═══ EXCERPTED PASSAGE
EX1A-7 ACQ AGMT 13 toccalife_ex0701.htm MULTI-PARTY STOCK PURCHASE AGREEMENT FOR BE CLIMBING, INC. BETWEEN THE COMPANY AND WONG HANG NGA

Exhibit 7.1

 

MULTI-PARY STOCK PURCHASE AGREEMENT

FOR

BE CLIMBING, INC.

 

THIS STOCK PURCHASE AGREEMENT (this “Agreement”) is made as of the day of February 28, 2023 by and among WONG HANG NGA (“Seller” or “Investor”), an individual and resident of Hong Kong and TOCCA Life Holdings Inc, a Nevada Corporation, (the “Purchaser” or “Company”). The Sellers, and the Purchaser are sometimes referred to as the Party and collectively as the “Parties”.

 

RECITALS

 

WHEREAS Sellers own a total of two hundred ninety-seven thousand six hundred (297,600) shares Class A Common Stock (the “Shares”) in Be Climbing Inc., a Nevada Corporation (“Be Climbing”) and wishes to sell ALL of such Shares to Purchaser.
══════
═══ DATASET EXTRACT
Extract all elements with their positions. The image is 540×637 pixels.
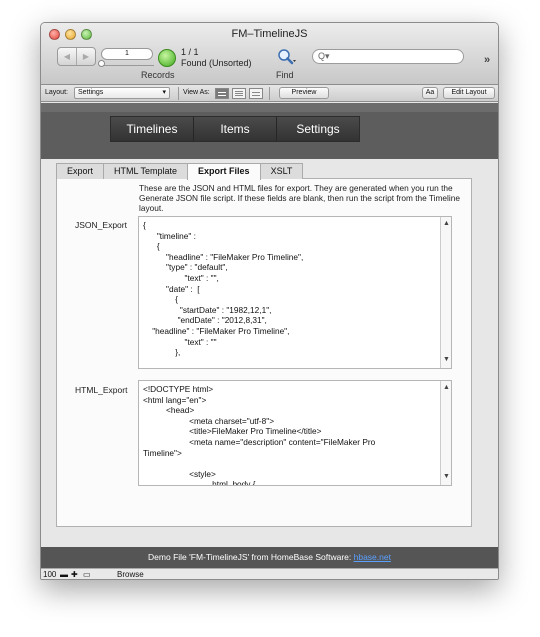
toolbar-overflow-button[interactable]: » — [484, 54, 490, 66]
edit-layout-button[interactable]: Edit Layout — [443, 87, 495, 99]
export-instructions: These are the JSON and HTML files for ex… — [139, 183, 460, 213]
find-label: Find — [276, 70, 294, 80]
main-nav: Timelines Items Settings — [110, 116, 360, 142]
previous-record-icon[interactable]: ◀ — [58, 48, 77, 65]
quick-find-input[interactable]: Q▾ — [312, 49, 464, 64]
tab-xslt[interactable]: XSLT — [259, 163, 304, 179]
zoom-out-icon[interactable]: ▬ — [60, 569, 68, 579]
layout-footer: Demo File 'FM-TimelineJS' from HomeBase … — [41, 547, 498, 568]
nav-tab-items[interactable]: Items — [193, 117, 276, 141]
record-number-input[interactable]: 1 — [101, 48, 153, 60]
scroll-down-icon[interactable]: ▼ — [441, 472, 451, 483]
scroll-up-icon[interactable]: ▲ — [441, 219, 451, 230]
html-export-text: <!DOCTYPE html> <html lang="en"> <head> … — [143, 384, 376, 486]
layout-label: Layout: — [45, 89, 68, 96]
formatting-bar-button[interactable]: Aa — [422, 87, 438, 99]
list-view-button[interactable] — [232, 88, 246, 99]
mode-label[interactable]: Browse — [117, 569, 144, 579]
json-export-label: JSON_Export — [75, 220, 127, 230]
zoom-in-icon[interactable]: ✚ — [71, 569, 78, 579]
toolbar: FM–TimelineJS ◀ ▶ 1 1 / 1 Found (Unsorte… — [41, 23, 498, 85]
html-export-field[interactable]: <!DOCTYPE html> <html lang="en"> <head> … — [138, 380, 452, 486]
table-view-button[interactable] — [249, 88, 263, 99]
layoutbar-divider — [178, 87, 179, 100]
settings-tabs: Export HTML Template Export Files XSLT — [56, 163, 304, 180]
found-set-pie-icon — [158, 49, 176, 67]
chevron-down-icon: ▾ — [162, 89, 166, 96]
form-view-button[interactable] — [215, 88, 229, 99]
hbase-link[interactable]: hbase.net — [354, 552, 391, 562]
record-slider-handle[interactable] — [98, 60, 105, 67]
tab-export-files[interactable]: Export Files — [187, 163, 261, 180]
app-window: FM–TimelineJS ◀ ▶ 1 1 / 1 Found (Unsorte… — [40, 22, 499, 580]
nav-tab-timelines[interactable]: Timelines — [111, 117, 193, 141]
layout-select[interactable]: Settings ▾ — [74, 87, 170, 99]
found-count: 1 / 1 Found (Unsorted) — [181, 47, 252, 69]
layout-bar: Layout: Settings ▾ View As: Preview Aa E… — [41, 85, 498, 102]
window-title: FM–TimelineJS — [231, 28, 308, 40]
html-export-label: HTML_Export — [75, 385, 128, 395]
json-export-text: { "timeline" : { "headline" : "FileMaker… — [143, 220, 304, 358]
record-navigation: ◀ ▶ — [57, 47, 96, 66]
layoutbar-divider — [269, 87, 270, 100]
record-slider-track[interactable] — [101, 63, 154, 66]
preview-button[interactable]: Preview — [279, 87, 329, 99]
layout-header: Timelines Items Settings — [41, 103, 498, 159]
find-icon[interactable] — [276, 47, 298, 67]
footer-text: Demo File 'FM-TimelineJS' from HomeBase … — [148, 552, 354, 562]
layout-select-value: Settings — [78, 89, 104, 96]
next-record-icon[interactable]: ▶ — [77, 48, 95, 65]
scroll-down-icon[interactable]: ▼ — [441, 355, 451, 366]
json-field-scrollbar[interactable]: ▲ ▼ — [440, 217, 451, 368]
status-bar: 100 ▬ ✚ ▭ Browse — [41, 568, 498, 579]
scroll-up-icon[interactable]: ▲ — [441, 383, 451, 394]
tab-html-template[interactable]: HTML Template — [103, 163, 189, 179]
nav-tab-settings[interactable]: Settings — [276, 117, 359, 141]
zoom-level[interactable]: 100 — [43, 569, 56, 579]
found-count-value: 1 / 1 — [181, 47, 199, 57]
records-label: Records — [141, 70, 175, 80]
json-export-field[interactable]: { "timeline" : { "headline" : "FileMaker… — [138, 216, 452, 369]
html-field-scrollbar[interactable]: ▲ ▼ — [440, 381, 451, 485]
view-as-label: View As: — [183, 89, 210, 96]
found-status: Found (Unsorted) — [181, 58, 252, 68]
toggle-status-area-icon[interactable]: ▭ — [83, 569, 91, 579]
tab-export[interactable]: Export — [56, 163, 105, 179]
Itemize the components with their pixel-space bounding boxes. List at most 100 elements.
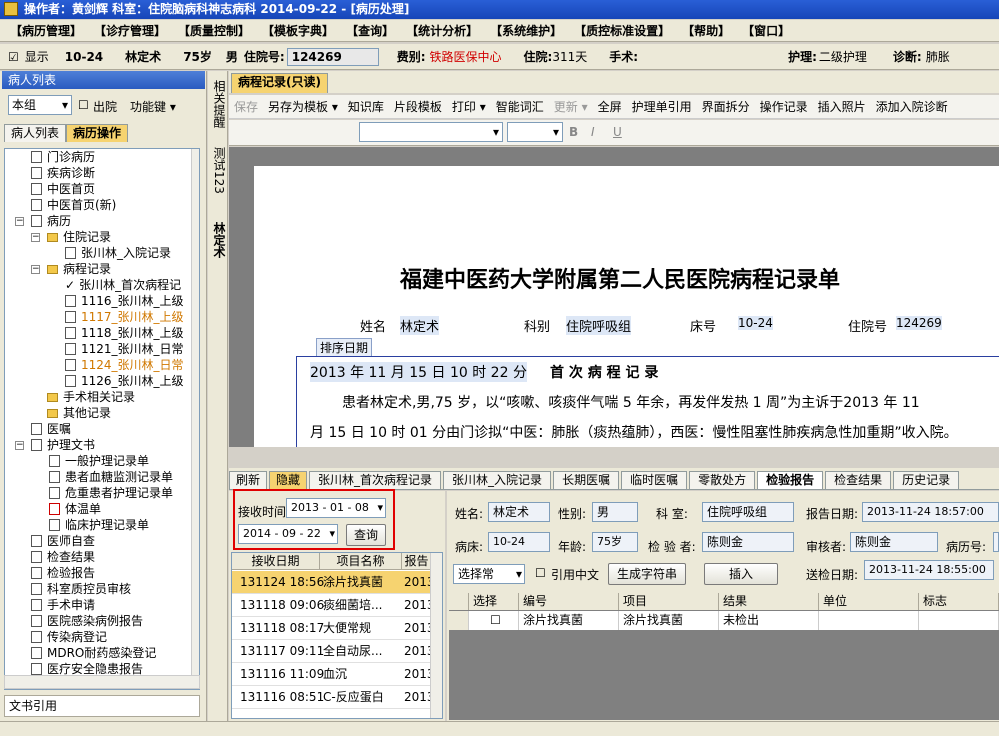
- tree-item[interactable]: 传染病登记: [31, 629, 107, 645]
- menu-query[interactable]: 【查询】: [340, 21, 400, 41]
- tree-item[interactable]: 手术申请: [31, 597, 95, 613]
- tab-exam-results[interactable]: 检查结果: [825, 471, 892, 489]
- table-row[interactable]: 131118 09:06痰细菌培...2013: [232, 594, 432, 617]
- tree-item[interactable]: 医嘱: [31, 421, 71, 437]
- tab-first-progress[interactable]: 张川林_首次病程记录: [309, 471, 442, 489]
- col-receive-date[interactable]: 接收日期: [232, 553, 320, 570]
- select-mode[interactable]: 选择常 ▾: [453, 564, 525, 584]
- split-view-button[interactable]: 界面拆分: [702, 98, 750, 115]
- tree-item[interactable]: 手术相关记录: [47, 389, 135, 405]
- tab-long-term-orders[interactable]: 长期医嘱: [553, 471, 620, 489]
- col-code[interactable]: 编号: [519, 593, 619, 610]
- test-tab[interactable]: 测试123: [208, 135, 228, 205]
- tree-item[interactable]: 中医首页(新): [31, 197, 116, 213]
- col-select[interactable]: 选择: [469, 593, 519, 610]
- tab-lab-report[interactable]: 检验报告: [757, 471, 824, 489]
- bold-icon[interactable]: B: [569, 125, 578, 139]
- operation-log-button[interactable]: 操作记录: [760, 98, 808, 115]
- tree-item[interactable]: 检验报告: [31, 565, 95, 581]
- cite-cn-checkbox[interactable]: ☐: [535, 566, 546, 580]
- tab-patient-list[interactable]: 病人列表: [4, 124, 67, 142]
- tree-scrollbar[interactable]: [191, 149, 199, 689]
- tree-item[interactable]: − 护理文书: [15, 437, 95, 453]
- italic-icon[interactable]: I: [591, 125, 595, 139]
- nursing-cite-button[interactable]: 护理单引用: [632, 98, 692, 115]
- tree-item[interactable]: ✓ 张川林_首次病程记: [65, 277, 181, 293]
- document-page[interactable]: 福建中医药大学附属第二人民医院病程记录单 姓名 林定术 科别 住院呼吸组 床号 …: [254, 166, 999, 447]
- menu-quality[interactable]: 【质量控制】: [172, 21, 256, 41]
- tree-item[interactable]: 其他记录: [47, 405, 111, 421]
- reminder-tab[interactable]: 相关提醒: [208, 73, 228, 135]
- tree-item[interactable]: − 病历: [15, 213, 71, 229]
- tree-item[interactable]: 危重患者护理记录单: [49, 485, 173, 501]
- tree-item[interactable]: 疾病诊断: [31, 165, 95, 181]
- table-row[interactable]: 131124 18:56涂片找真菌2013: [232, 571, 432, 594]
- table-row[interactable]: 131116 08:51C-反应蛋白2013: [232, 686, 432, 709]
- col-item-name[interactable]: 项目名称: [320, 553, 402, 570]
- generate-string-button[interactable]: 生成字符串: [608, 563, 686, 585]
- tree-item[interactable]: 医师自查: [31, 533, 95, 549]
- tree-item[interactable]: 科室质控员审核: [31, 581, 131, 597]
- knowledge-base-button[interactable]: 知识库: [348, 98, 384, 115]
- menu-qc-standard[interactable]: 【质控标准设置】: [568, 21, 676, 41]
- function-key-button[interactable]: 功能键 ▾: [130, 98, 176, 115]
- tree-hscrollbar[interactable]: [4, 675, 200, 689]
- tab-prescription[interactable]: 零散处方: [689, 471, 756, 489]
- tree-item[interactable]: 体温单: [49, 501, 101, 517]
- doc-citation[interactable]: 文书引用: [4, 695, 200, 717]
- table-row[interactable]: 131117 09:11全自动尿...2013: [232, 640, 432, 663]
- tree-item[interactable]: MDRO耐药感染登记: [31, 645, 156, 661]
- tree-item[interactable]: 1116_张川林_上级: [65, 293, 184, 309]
- save-button[interactable]: 保存: [234, 98, 258, 115]
- tree-item[interactable]: 1118_张川林_上级: [65, 325, 184, 341]
- smart-words-button[interactable]: 智能词汇: [496, 98, 544, 115]
- table-row[interactable]: 131116 11:09血沉2013: [232, 663, 432, 686]
- col-flag[interactable]: 标志: [919, 593, 999, 610]
- menu-system[interactable]: 【系统维护】: [484, 21, 568, 41]
- save-as-template-button[interactable]: 另存为模板 ▾: [268, 98, 338, 115]
- menu-template[interactable]: 【模板字典】: [256, 21, 340, 41]
- print-button[interactable]: 打印 ▾: [452, 98, 486, 115]
- tab-record-ops[interactable]: 病历操作: [66, 124, 129, 142]
- menu-treatment[interactable]: 【诊疗管理】: [88, 21, 172, 41]
- tree-item[interactable]: 患者血糖监测记录单: [49, 469, 173, 485]
- add-admission-diagnosis-button[interactable]: 添加入院诊断: [876, 98, 948, 115]
- tree-item[interactable]: − 病程记录: [31, 261, 111, 277]
- fullscreen-button[interactable]: 全屏: [598, 98, 622, 115]
- grid-scrollbar[interactable]: [430, 553, 442, 718]
- tree-item[interactable]: − 住院记录: [31, 229, 111, 245]
- patient-tab[interactable]: 林定术: [208, 215, 228, 265]
- font-size-select[interactable]: ▾: [507, 122, 563, 142]
- refresh-tab[interactable]: 刷新: [229, 471, 268, 489]
- show-checkbox[interactable]: ☑: [8, 50, 19, 64]
- result-select-checkbox[interactable]: ☐: [469, 611, 519, 630]
- insert-button[interactable]: 插入: [704, 563, 778, 585]
- col-result[interactable]: 结果: [719, 593, 819, 610]
- col-unit[interactable]: 单位: [819, 593, 919, 610]
- insert-photo-button[interactable]: 插入照片: [818, 98, 866, 115]
- col-item[interactable]: 项目: [619, 593, 719, 610]
- tree-item[interactable]: 医院感染病例报告: [31, 613, 143, 629]
- tree-item[interactable]: 一般护理记录单: [49, 453, 149, 469]
- tree-item[interactable]: 张川林_入院记录: [65, 245, 171, 261]
- tree-item[interactable]: 1126_张川林_上级: [65, 373, 184, 389]
- hide-tab[interactable]: 隐藏: [269, 471, 308, 489]
- tree-item[interactable]: 中医首页: [31, 181, 95, 197]
- tab-history[interactable]: 历史记录: [893, 471, 960, 489]
- font-select[interactable]: ▾: [359, 122, 503, 142]
- tree-item[interactable]: 临床护理记录单: [49, 517, 149, 533]
- menu-stats[interactable]: 【统计分析】: [400, 21, 484, 41]
- tree-item[interactable]: 1124_张川林_日常: [65, 357, 184, 373]
- tab-admission-record[interactable]: 张川林_入院记录: [443, 471, 552, 489]
- menu-record[interactable]: 【病历管理】: [4, 21, 88, 41]
- tab-progress-note[interactable]: 病程记录(只读): [231, 73, 328, 93]
- snippet-template-button[interactable]: 片段模板: [394, 98, 442, 115]
- tree-item[interactable]: 门诊病历: [31, 149, 95, 165]
- tab-temp-orders[interactable]: 临时医嘱: [621, 471, 688, 489]
- underline-icon[interactable]: U: [613, 125, 622, 139]
- tree-item[interactable]: 检查结果: [31, 549, 95, 565]
- discharged-checkbox[interactable]: ☐: [78, 98, 89, 112]
- menu-window[interactable]: 【窗口】: [736, 21, 796, 41]
- col-report[interactable]: 报告: [402, 553, 432, 570]
- tree-item[interactable]: 1117_张川林_上级: [65, 309, 184, 325]
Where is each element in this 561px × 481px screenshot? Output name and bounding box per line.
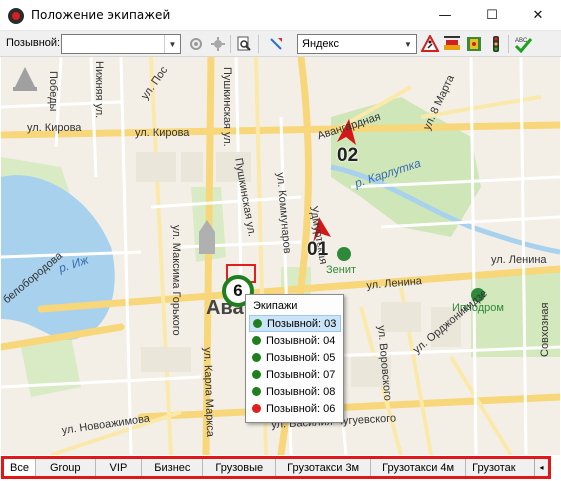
══════
### EXERCISE REQUIREMENTS
a. Reproduce the part of the stock purchase agreement that opens with the words containing "THIS STOCK PURCHASE" and closes with "Shares to Purchaser.".
b. According to the stock purchase agreement, how many shares of Be Climbing does the seller own?
c. List every term that the stock purchase agreement puts in quotation marks.

### ANSWERS PROVIDED
a.
THIS STOCK PURCHASE AGREEMENT (this “Agreement”) is made as of the day of February 28, 2023 by and among WONG HANG NGA (“Seller” or “Investor”), an individual and resident of Hong Kong and TOCCA Life Holdings Inc, a Nevada Corporation, (the “Purchaser” or “Company”). The Sellers, and the Purchaser are sometimes referred to as the Party and collectively as the “Parties”.

 

RECITALS

 

WHEREAS Sellers own a total of two hundred ninety-seven thousand six hundred (297,600) shares Class A Common Stock (the “Shares”) in Be Climbing Inc., a Nevada Corporation (“Be Climbing”) and wishes to sell ALL of such Shares to Purchaser.

b. Two hundred ninety-seven thousand six hundred (297,600) shares of Class A Common Stock.

c.
- Agreement
- Seller
- Investor
- Purchaser
- Company
- Parties
- Shares
- Be Climbing